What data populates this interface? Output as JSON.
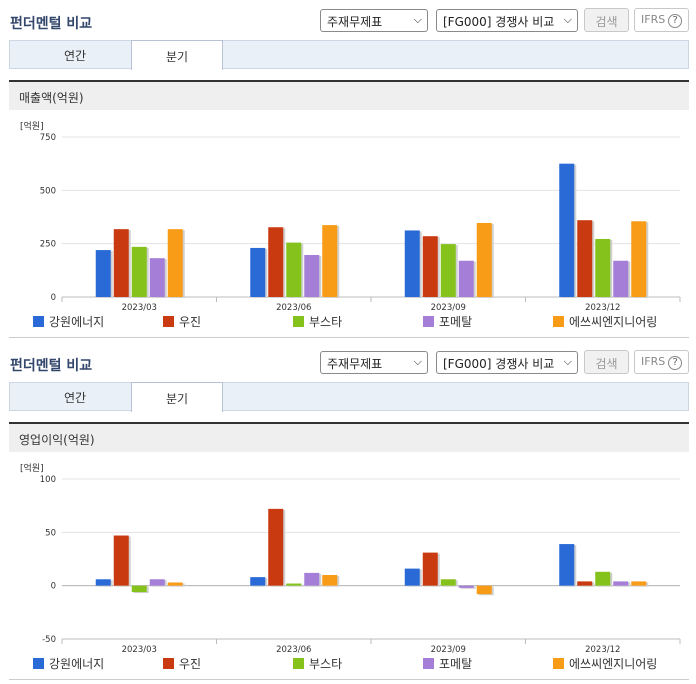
{
  "header": {
    "title": "펀더멘털 비교",
    "select_statement": "주재무제표",
    "select_peer": "[FG000] 경쟁사 비교",
    "search_button": "검색",
    "ifrs_label": "IFRS",
    "help_icon": "?"
  },
  "tabs": [
    {
      "label": "연간",
      "active": false
    },
    {
      "label": "분기",
      "active": true
    }
  ],
  "legend": [
    {
      "label": "강원에너지",
      "color": "#2a6ad6"
    },
    {
      "label": "우진",
      "color": "#c93a10"
    },
    {
      "label": "부스타",
      "color": "#86c21c"
    },
    {
      "label": "포메탈",
      "color": "#a57ed8"
    },
    {
      "label": "에쓰씨엔지니어링",
      "color": "#f89b16"
    }
  ],
  "chart_data": [
    {
      "type": "bar",
      "title": "매출액(억원)",
      "unit_label": "[억원]",
      "categories": [
        "2023/03",
        "2023/06",
        "2023/09",
        "2023/12"
      ],
      "ylim": [
        0,
        750
      ],
      "yticks": [
        "750",
        "500",
        "250",
        "0"
      ],
      "tick_values": [
        750,
        500,
        250,
        0
      ],
      "series": [
        {
          "name": "강원에너지",
          "color": "#2a6ad6",
          "values": [
            220,
            230,
            312,
            625
          ]
        },
        {
          "name": "우진",
          "color": "#c93a10",
          "values": [
            318,
            327,
            285,
            360
          ]
        },
        {
          "name": "부스타",
          "color": "#86c21c",
          "values": [
            235,
            255,
            248,
            272
          ]
        },
        {
          "name": "포메탈",
          "color": "#a57ed8",
          "values": [
            182,
            197,
            170,
            170
          ]
        },
        {
          "name": "에쓰씨엔지니어링",
          "color": "#f89b16",
          "values": [
            318,
            337,
            347,
            355
          ]
        }
      ],
      "grid": true,
      "legend_position": "bottom"
    },
    {
      "type": "bar",
      "title": "영업이익(억원)",
      "unit_label": "[억원]",
      "categories": [
        "2023/03",
        "2023/06",
        "2023/09",
        "2023/12"
      ],
      "ylim": [
        -50,
        100
      ],
      "yticks": [
        "100",
        "50",
        "0",
        "-50"
      ],
      "tick_values": [
        100,
        50,
        0,
        -50
      ],
      "series": [
        {
          "name": "강원에너지",
          "color": "#2a6ad6",
          "values": [
            6,
            8,
            16,
            39
          ]
        },
        {
          "name": "우진",
          "color": "#c93a10",
          "values": [
            47,
            72,
            31,
            4
          ]
        },
        {
          "name": "부스타",
          "color": "#86c21c",
          "values": [
            -6,
            2,
            6,
            13
          ]
        },
        {
          "name": "포메탈",
          "color": "#a57ed8",
          "values": [
            6,
            12,
            -2,
            4
          ]
        },
        {
          "name": "에쓰씨엔지니어링",
          "color": "#f89b16",
          "values": [
            3,
            10,
            -8,
            4
          ]
        }
      ],
      "grid": true,
      "legend_position": "bottom"
    }
  ]
}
-.-.-
## PROBLEM DETAILS
Restate the records above in full, word for word. Keep pictures out.

## CORRECT ANSWER
What data populates this interface? Output as JSON.
{
  "header": {
    "title": "펀더멘털 비교",
    "select_statement": "주재무제표",
    "select_peer": "[FG000] 경쟁사 비교",
    "search_button": "검색",
    "ifrs_label": "IFRS",
    "help_icon": "?"
  },
  "tabs": [
    {
      "label": "연간",
      "active": false
    },
    {
      "label": "분기",
      "active": true
    }
  ],
  "legend": [
    {
      "label": "강원에너지",
      "color": "#2a6ad6"
    },
    {
      "label": "우진",
      "color": "#c93a10"
    },
    {
      "label": "부스타",
      "color": "#86c21c"
    },
    {
      "label": "포메탈",
      "color": "#a57ed8"
    },
    {
      "label": "에쓰씨엔지니어링",
      "color": "#f89b16"
    }
  ],
  "chart_data": [
    {
      "type": "bar",
      "title": "매출액(억원)",
      "unit_label": "[억원]",
      "categories": [
        "2023/03",
        "2023/06",
        "2023/09",
        "2023/12"
      ],
      "ylim": [
        0,
        750
      ],
      "yticks": [
        "750",
        "500",
        "250",
        "0"
      ],
      "tick_values": [
        750,
        500,
        250,
        0
      ],
      "series": [
        {
          "name": "강원에너지",
          "color": "#2a6ad6",
          "values": [
            220,
            230,
            312,
            625
          ]
        },
        {
          "name": "우진",
          "color": "#c93a10",
          "values": [
            318,
            327,
            285,
            360
          ]
        },
        {
          "name": "부스타",
          "color": "#86c21c",
          "values": [
            235,
            255,
            248,
            272
          ]
        },
        {
          "name": "포메탈",
          "color": "#a57ed8",
          "values": [
            182,
            197,
            170,
            170
          ]
        },
        {
          "name": "에쓰씨엔지니어링",
          "color": "#f89b16",
          "values": [
            318,
            337,
            347,
            355
          ]
        }
      ],
      "grid": true,
      "legend_position": "bottom"
    },
    {
      "type": "bar",
      "title": "영업이익(억원)",
      "unit_label": "[억원]",
      "categories": [
        "2023/03",
        "2023/06",
        "2023/09",
        "2023/12"
      ],
      "ylim": [
        -50,
        100
      ],
      "yticks": [
        "100",
        "50",
        "0",
        "-50"
      ],
      "tick_values": [
        100,
        50,
        0,
        -50
      ],
      "series": [
        {
          "name": "강원에너지",
          "color": "#2a6ad6",
          "values": [
            6,
            8,
            16,
            39
          ]
        },
        {
          "name": "우진",
          "color": "#c93a10",
          "values": [
            47,
            72,
            31,
            4
          ]
        },
        {
          "name": "부스타",
          "color": "#86c21c",
          "values": [
            -6,
            2,
            6,
            13
          ]
        },
        {
          "name": "포메탈",
          "color": "#a57ed8",
          "values": [
            6,
            12,
            -2,
            4
          ]
        },
        {
          "name": "에쓰씨엔지니어링",
          "color": "#f89b16",
          "values": [
            3,
            10,
            -8,
            4
          ]
        }
      ],
      "grid": true,
      "legend_position": "bottom"
    }
  ]
}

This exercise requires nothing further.